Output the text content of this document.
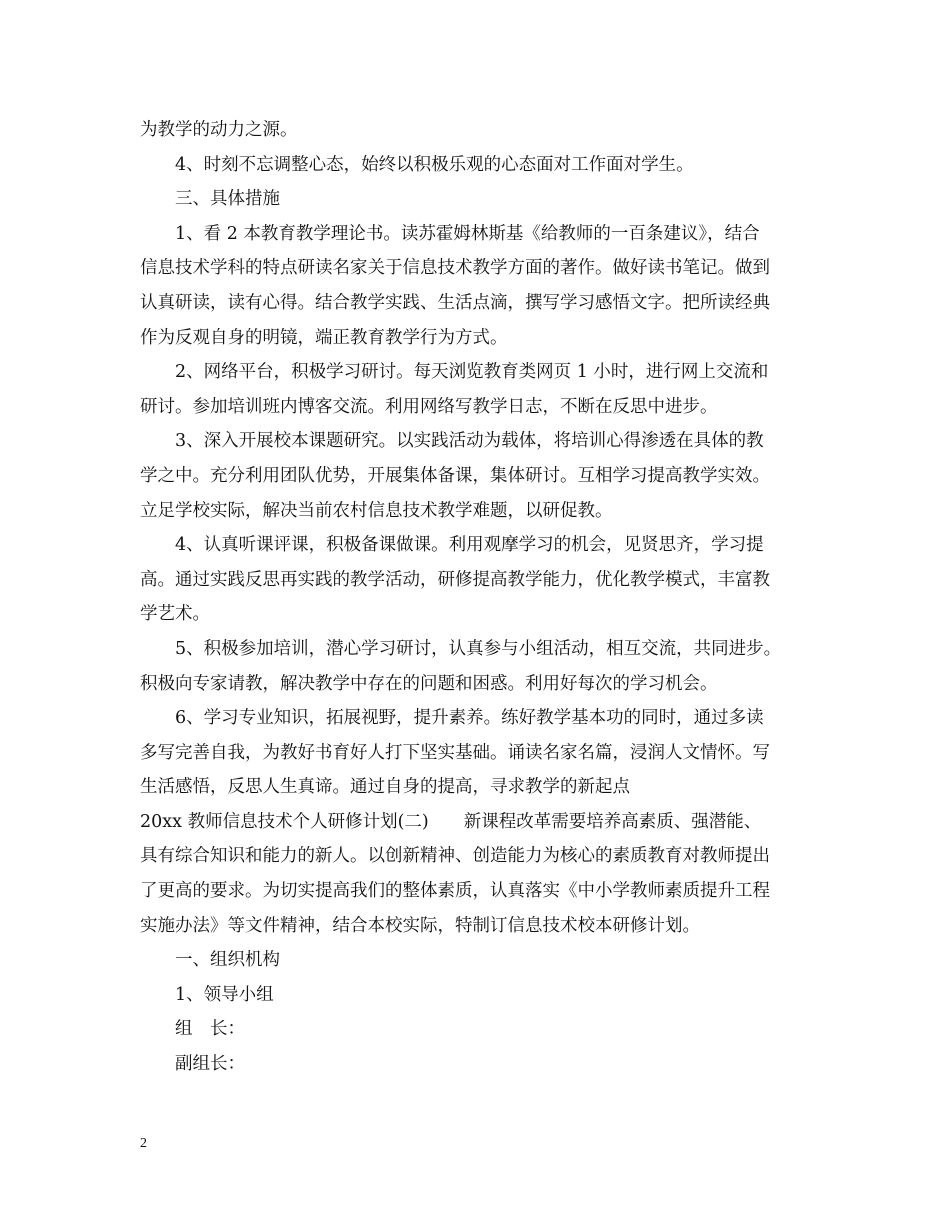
为教学的动力之源。
4、时刻不忘调整心态，始终以积极乐观的心态面对工作面对学生。
三、具体措施
1、看 2 本教育教学理论书。读苏霍姆林斯基《给教师的一百条建议》，结合
信息技术学科的特点研读名家关于信息技术教学方面的著作。做好读书笔记。做到
认真研读，读有心得。结合教学实践、生活点滴，撰写学习感悟文字。把所读经典
作为反观自身的明镜，端正教育教学行为方式。
2、网络平台，积极学习研讨。每天浏览教育类网页 1 小时，进行网上交流和
研讨。参加培训班内博客交流。利用网络写教学日志，不断在反思中进步。
3、深入开展校本课题研究。以实践活动为载体，将培训心得渗透在具体的教
学之中。充分利用团队优势，开展集体备课，集体研讨。互相学习提高教学实效。
立足学校实际，解决当前农村信息技术教学难题，以研促教。
4、认真听课评课，积极备课做课。利用观摩学习的机会，见贤思齐，学习提
高。通过实践反思再实践的教学活动，研修提高教学能力，优化教学模式，丰富教
学艺术。
5、积极参加培训，潜心学习研讨，认真参与小组活动，相互交流，共同进步。
积极向专家请教，解决教学中存在的问题和困惑。利用好每次的学习机会。
6、学习专业知识，拓展视野，提升素养。练好教学基本功的同时，通过多读
多写完善自我，为教好书育好人打下坚实基础。诵读名家名篇，浸润人文情怀。写
生活感悟，反思人生真谛。通过自身的提高，寻求教学的新起点
20xx 教师信息技术个人研修计划(二)　　新课程改革需要培养高素质、强潜能、
具有综合知识和能力的新人。以创新精神、创造能力为核心的素质教育对教师提出
了更高的要求。为切实提高我们的整体素质，认真落实《中小学教师素质提升工程
实施办法》等文件精神，结合本校实际，特制订信息技术校本研修计划。
一、组织机构
1、领导小组
组　长：
副组长：
2
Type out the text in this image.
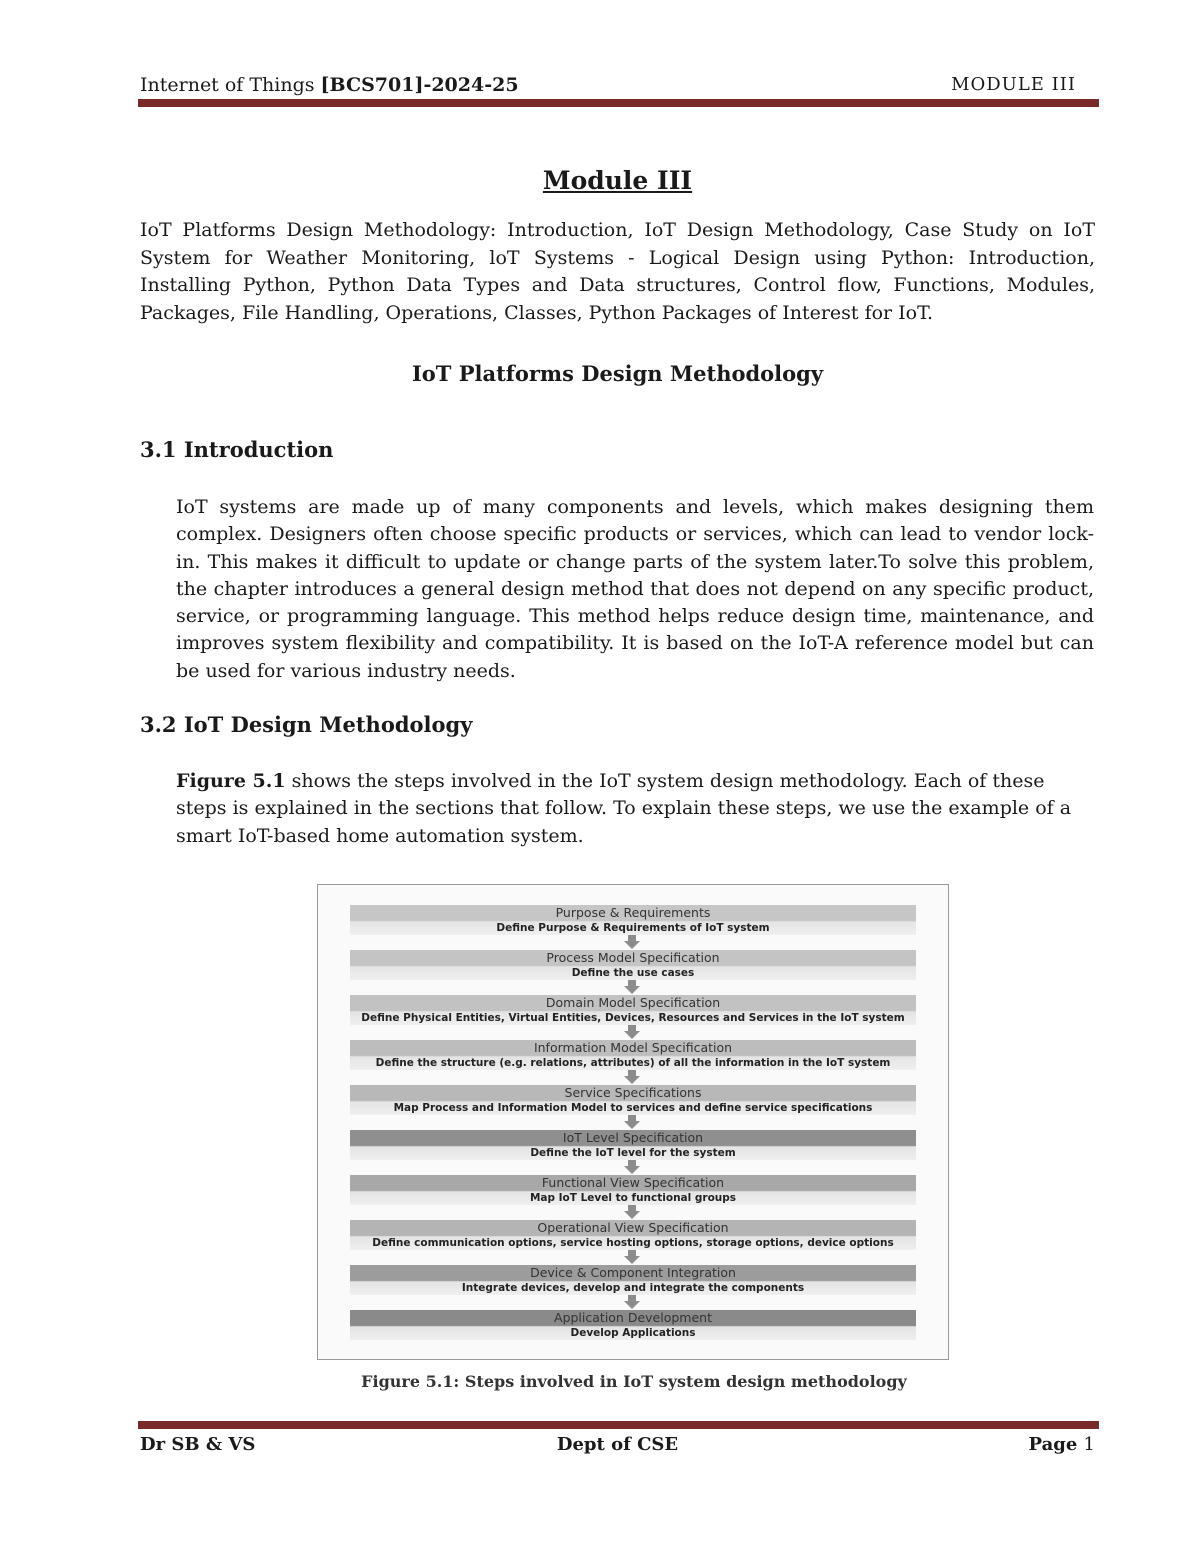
Internet of Things [BCS701]-2024-25	MODULE III
Module III
IoT Platforms Design Methodology: Introduction, IoT Design Methodology, Case Study on IoT System for Weather Monitoring, loT Systems - Logical Design using Python: Introduction, Installing Python, Python Data Types and Data structures, Control flow, Functions, Modules, Packages, File Handling, Operations, Classes, Python Packages of Interest for IoT.
IoT Platforms Design Methodology
3.1 Introduction
IoT systems are made up of many components and levels, which makes designing them complex. Designers often choose specific products or services, which can lead to vendor lock-in. This makes it difficult to update or change parts of the system later.To solve this problem, the chapter introduces a general design method that does not depend on any specific product, service, or programming language. This method helps reduce design time, maintenance, and improves system flexibility and compatibility. It is based on the IoT-A reference model but can be used for various industry needs.
3.2 IoT Design Methodology
Figure 5.1 shows the steps involved in the IoT system design methodology. Each of these steps is explained in the sections that follow. To explain these steps, we use the example of a smart IoT-based home automation system.
Purpose & Requirements
Define Purpose & Requirements of IoT system
Process Model Specification
Define the use cases
Domain Model Specification
Define Physical Entities, Virtual Entities, Devices, Resources and Services in the IoT system
Information Model Specification
Define the structure (e.g. relations, attributes) of all the information in the IoT system
Service Specifications
Map Process and Information Model to services and define service specifications
IoT Level Specification
Define the IoT level for the system
Functional View Specification
Map IoT Level to functional groups
Operational View Specification
Define communication options, service hosting options, storage options, device options
Device & Component Integration
Integrate devices, develop and integrate the components
Application Development
Develop Applications
Figure 5.1: Steps involved in IoT system design methodology
Dr SB & VS	Dept of CSE	Page 1
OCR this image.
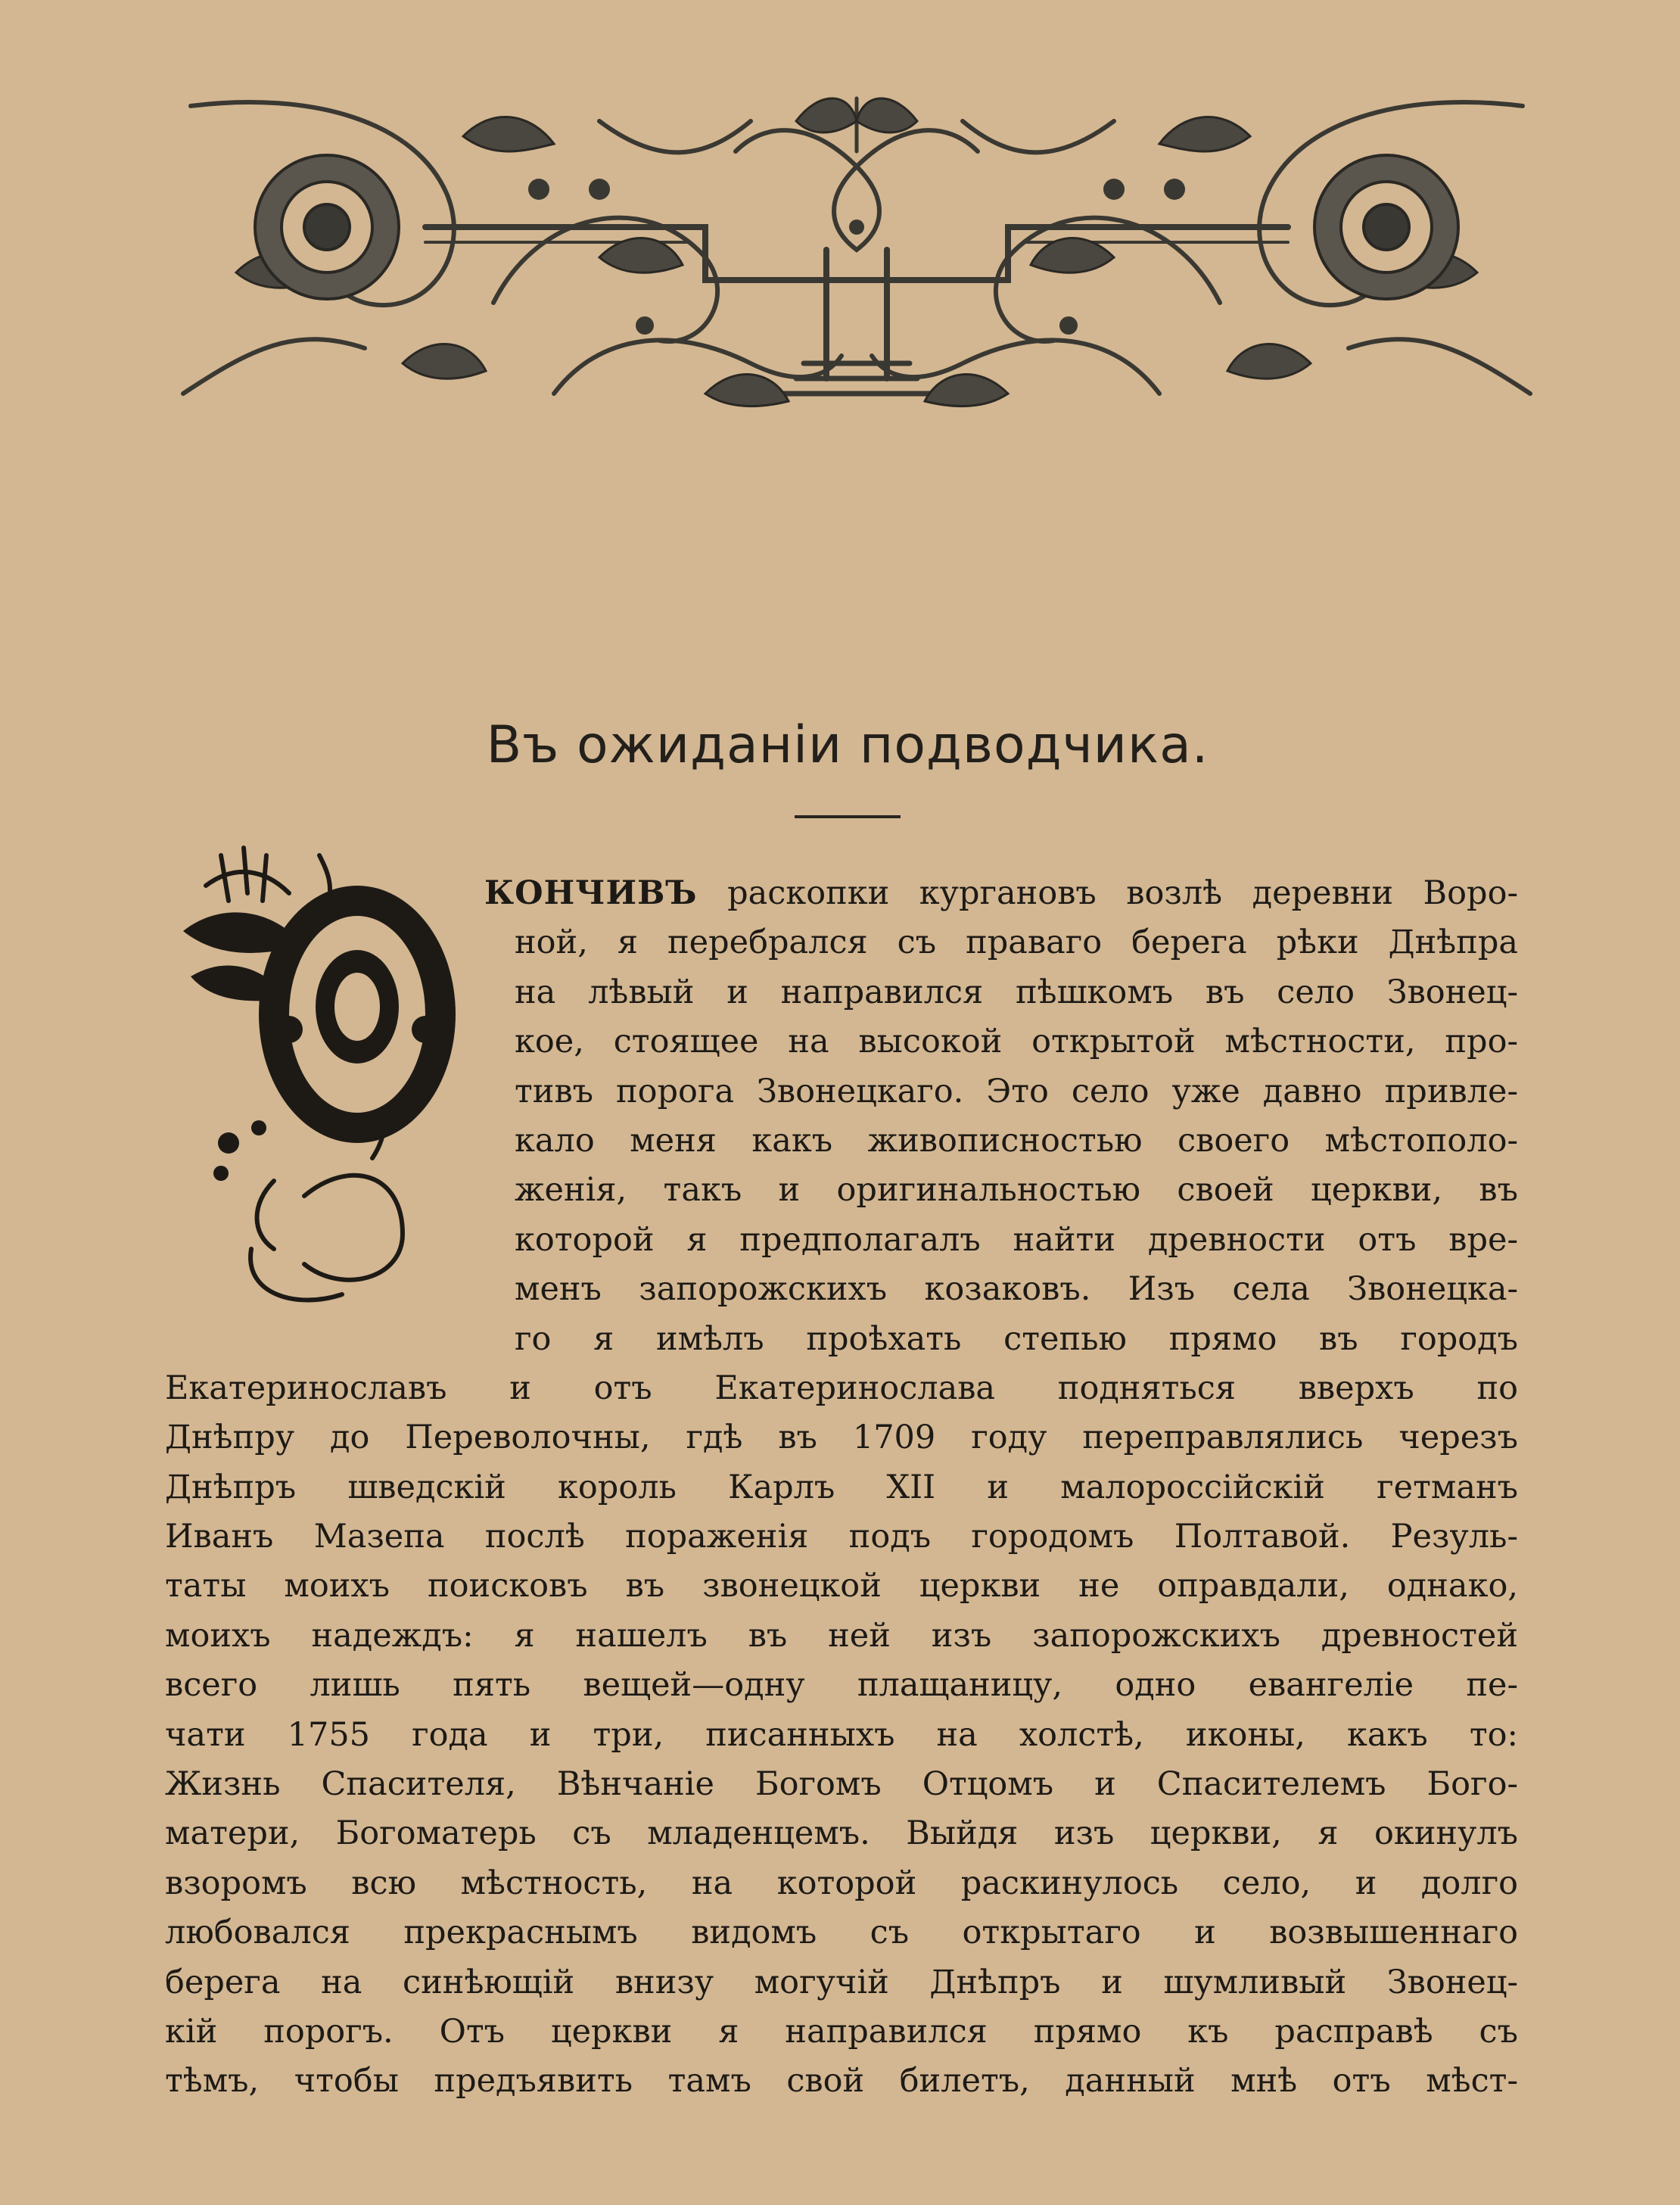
Въ ожиданіи подводчика.
КОНЧИВЪ раскопки кургановъ возлѣ деревни Воро-
ной, я перебрался съ праваго берега рѣки Днѣпра
на лѣвый и направился пѣшкомъ въ село Звонец-
кое, стоящее на высокой открытой мѣстности, про-
тивъ порога Звонецкаго. Это село уже давно привле-
кало меня какъ живописностью своего мѣстополо-
женія, такъ и оригинальностью своей церкви, въ
которой я предполагалъ найти древности отъ вре-
менъ запорожскихъ козаковъ. Изъ села Звонецка-
го я имѣлъ проѣхать степью прямо въ городъ
Екатеринославъ и отъ Екатеринослава подняться вверхъ по
Днѣпру до Переволочны, гдѣ въ 1709 году переправлялись черезъ
Днѣпръ шведскій король Карлъ XII и малороссійскій гетманъ
Иванъ Мазепа послѣ пораженія подъ городомъ Полтавой. Резуль-
таты моихъ поисковъ въ звонецкой церкви не оправдали, однако,
моихъ надеждъ: я нашелъ въ ней изъ запорожскихъ древностей
всего лишь пять вещей—одну плащаницу, одно евангеліе пе-
чати 1755 года и три, писанныхъ на холстѣ, иконы, какъ то:
Жизнь Спасителя, Вѣнчаніе Богомъ Отцомъ и Спасителемъ Бого-
матери, Богоматерь съ младенцемъ. Выйдя изъ церкви, я окинулъ
взоромъ всю мѣстность, на которой раскинулось село, и долго
любовался прекраснымъ видомъ съ открытаго и возвышеннаго
берега на синѣющій внизу могучій Днѣпръ и шумливый Звонец-
кій порогъ. Отъ церкви я направился прямо къ расправѣ съ
тѣмъ, чтобы предъявить тамъ свой билетъ, данный мнѣ отъ мѣст-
══════════
- **Aim**
Reproduce the records above exactly, leaving out every picture they contain.

- **Solution below**
Output the text content of this document.
为教学的动力之源。
4、时刻不忘调整心态，始终以积极乐观的心态面对工作面对学生。
三、具体措施
1、看 2 本教育教学理论书。读苏霍姆林斯基《给教师的一百条建议》，结合
信息技术学科的特点研读名家关于信息技术教学方面的著作。做好读书笔记。做到
认真研读，读有心得。结合教学实践、生活点滴，撰写学习感悟文字。把所读经典
作为反观自身的明镜，端正教育教学行为方式。
2、网络平台，积极学习研讨。每天浏览教育类网页 1 小时，进行网上交流和
研讨。参加培训班内博客交流。利用网络写教学日志，不断在反思中进步。
3、深入开展校本课题研究。以实践活动为载体，将培训心得渗透在具体的教
学之中。充分利用团队优势，开展集体备课，集体研讨。互相学习提高教学实效。
立足学校实际，解决当前农村信息技术教学难题，以研促教。
4、认真听课评课，积极备课做课。利用观摩学习的机会，见贤思齐，学习提
高。通过实践反思再实践的教学活动，研修提高教学能力，优化教学模式，丰富教
学艺术。
5、积极参加培训，潜心学习研讨，认真参与小组活动，相互交流，共同进步。
积极向专家请教，解决教学中存在的问题和困惑。利用好每次的学习机会。
6、学习专业知识，拓展视野，提升素养。练好教学基本功的同时，通过多读
多写完善自我，为教好书育好人打下坚实基础。诵读名家名篇，浸润人文情怀。写
生活感悟，反思人生真谛。通过自身的提高，寻求教学的新起点
20xx 教师信息技术个人研修计划(二)　　新课程改革需要培养高素质、强潜能、
具有综合知识和能力的新人。以创新精神、创造能力为核心的素质教育对教师提出
了更高的要求。为切实提高我们的整体素质，认真落实《中小学教师素质提升工程
实施办法》等文件精神，结合本校实际，特制订信息技术校本研修计划。
一、组织机构
1、领导小组
组　长：
副组长：
2
Type out the text in this image.
Internet of Things [BCS701]-2024-25	MODULE III
Module III
IoT Platforms Design Methodology: Introduction, IoT Design Methodology, Case Study on IoT System for Weather Monitoring, loT Systems - Logical Design using Python: Introduction, Installing Python, Python Data Types and Data structures, Control flow, Functions, Modules, Packages, File Handling, Operations, Classes, Python Packages of Interest for IoT.
IoT Platforms Design Methodology
3.1 Introduction
IoT systems are made up of many components and levels, which makes designing them complex. Designers often choose specific products or services, which can lead to vendor lock-in. This makes it difficult to update or change parts of the system later.To solve this problem, the chapter introduces a general design method that does not depend on any specific product, service, or programming language. This method helps reduce design time, maintenance, and improves system flexibility and compatibility. It is based on the IoT-A reference model but can be used for various industry needs.
3.2 IoT Design Methodology
Figure 5.1 shows the steps involved in the IoT system design methodology. Each of these steps is explained in the sections that follow. To explain these steps, we use the example of a smart IoT-based home automation system.
Purpose & Requirements
Define Purpose & Requirements of IoT system
Process Model Specification
Define the use cases
Domain Model Specification
Define Physical Entities, Virtual Entities, Devices, Resources and Services in the IoT system
Information Model Specification
Define the structure (e.g. relations, attributes) of all the information in the IoT system
Service Specifications
Map Process and Information Model to services and define service specifications
IoT Level Specification
Define the IoT level for the system
Functional View Specification
Map IoT Level to functional groups
Operational View Specification
Define communication options, service hosting options, storage options, device options
Device & Component Integration
Integrate devices, develop and integrate the components
Application Development
Develop Applications
Figure 5.1: Steps involved in IoT system design methodology
Dr SB & VS	Dept of CSE	Page 1
OCR this image.
Въ ожиданіи подводчика.
КОНЧИВЪ раскопки кургановъ возлѣ деревни Воро-
ной, я перебрался съ праваго берега рѣки Днѣпра
на лѣвый и направился пѣшкомъ въ село Звонец-
кое, стоящее на высокой открытой мѣстности, про-
тивъ порога Звонецкаго. Это село уже давно привле-
кало меня какъ живописностью своего мѣстополо-
женія, такъ и оригинальностью своей церкви, въ
которой я предполагалъ найти древности отъ вре-
менъ запорожскихъ козаковъ. Изъ села Звонецка-
го я имѣлъ проѣхать степью прямо въ городъ
Екатеринославъ и отъ Екатеринослава подняться вверхъ по
Днѣпру до Переволочны, гдѣ въ 1709 году переправлялись черезъ
Днѣпръ шведскій король Карлъ XII и малороссійскій гетманъ
Иванъ Мазепа послѣ пораженія подъ городомъ Полтавой. Резуль-
таты моихъ поисковъ въ звонецкой церкви не оправдали, однако,
моихъ надеждъ: я нашелъ въ ней изъ запорожскихъ древностей
всего лишь пять вещей—одну плащаницу, одно евангеліе пе-
чати 1755 года и три, писанныхъ на холстѣ, иконы, какъ то:
Жизнь Спасителя, Вѣнчаніе Богомъ Отцомъ и Спасителемъ Бого-
матери, Богоматерь съ младенцемъ. Выйдя изъ церкви, я окинулъ
взоромъ всю мѣстность, на которой раскинулось село, и долго
любовался прекраснымъ видомъ съ открытаго и возвышеннаго
берега на синѣющій внизу могучій Днѣпръ и шумливый Звонец-
кій порогъ. Отъ церкви я направился прямо къ расправѣ съ
тѣмъ, чтобы предъявить тамъ свой билетъ, данный мнѣ отъ мѣст-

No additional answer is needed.